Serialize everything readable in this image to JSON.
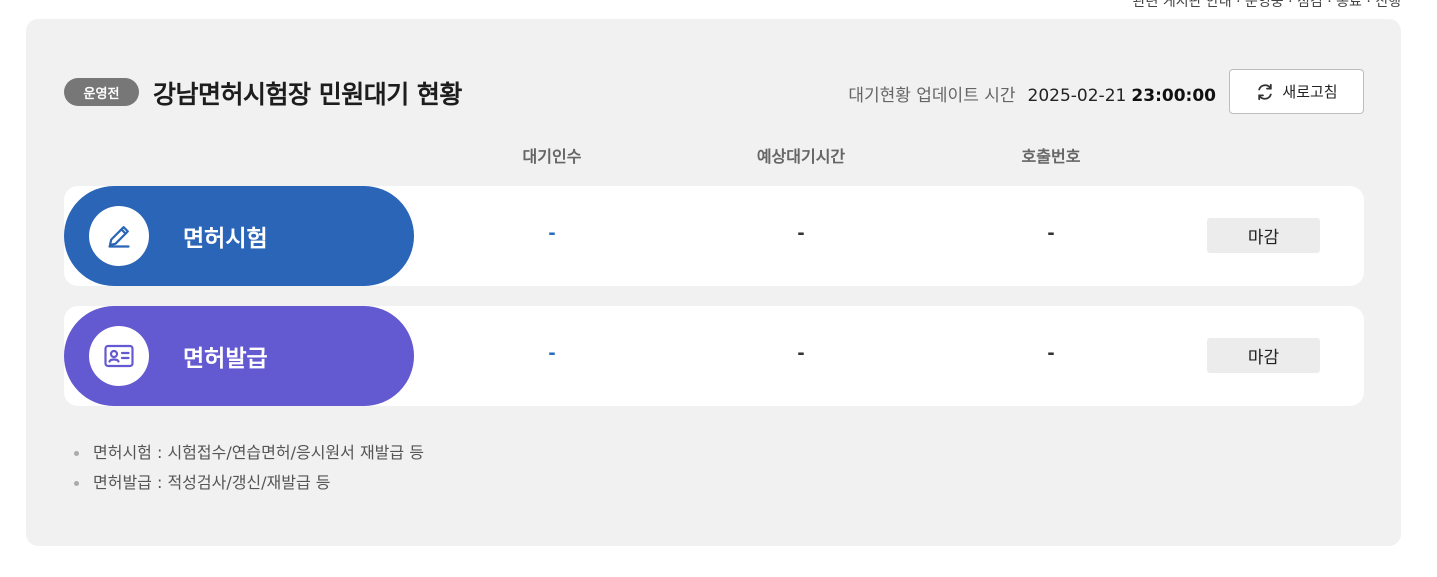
{
  "top_cropped_text": "관련 게시판 안내 · 운영중 · 점검 · 종료 · 진행",
  "panel": {
    "status_badge": "운영전",
    "title": "강남면허시험장 민원대기 현황",
    "update_label": "대기현황 업데이트 시간",
    "update_date": "2025-02-21",
    "update_time": "23:00:00",
    "refresh_label": "새로고침"
  },
  "columns": [
    "대기인수",
    "예상대기시간",
    "호출번호"
  ],
  "rows": [
    {
      "label": "면허시험",
      "icon": "pencil-icon",
      "color": "#2b65b7",
      "count": "-",
      "wait_time": "-",
      "call_number": "-",
      "status": "마감"
    },
    {
      "label": "면허발급",
      "icon": "id-card-icon",
      "color": "#6359d1",
      "count": "-",
      "wait_time": "-",
      "call_number": "-",
      "status": "마감"
    }
  ],
  "notes": [
    "면허시험 : 시험접수/연습면허/응시원서 재발급 등",
    "면허발급 : 적성검사/갱신/재발급 등"
  ],
  "colors": {
    "count_text": "#2a6dc2",
    "panel_bg": "#f1f1f1"
  }
}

○ ○ ○ ○ ○ ○ ○

SET PROBLEM :: Leave the pictures out and print the records above exactly as they stand.

SOLUTION TO THIS EXERCISE ::
Serialize everything readable in this image to JSON.
{
  "top_cropped_text": "관련 게시판 안내 · 운영중 · 점검 · 종료 · 진행",
  "panel": {
    "status_badge": "운영전",
    "title": "강남면허시험장 민원대기 현황",
    "update_label": "대기현황 업데이트 시간",
    "update_date": "2025-02-21",
    "update_time": "23:00:00",
    "refresh_label": "새로고침"
  },
  "columns": [
    "대기인수",
    "예상대기시간",
    "호출번호"
  ],
  "rows": [
    {
      "label": "면허시험",
      "icon": "pencil-icon",
      "color": "#2b65b7",
      "count": "-",
      "wait_time": "-",
      "call_number": "-",
      "status": "마감"
    },
    {
      "label": "면허발급",
      "icon": "id-card-icon",
      "color": "#6359d1",
      "count": "-",
      "wait_time": "-",
      "call_number": "-",
      "status": "마감"
    }
  ],
  "notes": [
    "면허시험 : 시험접수/연습면허/응시원서 재발급 등",
    "면허발급 : 적성검사/갱신/재발급 등"
  ],
  "colors": {
    "count_text": "#2a6dc2",
    "panel_bg": "#f1f1f1"
  }
}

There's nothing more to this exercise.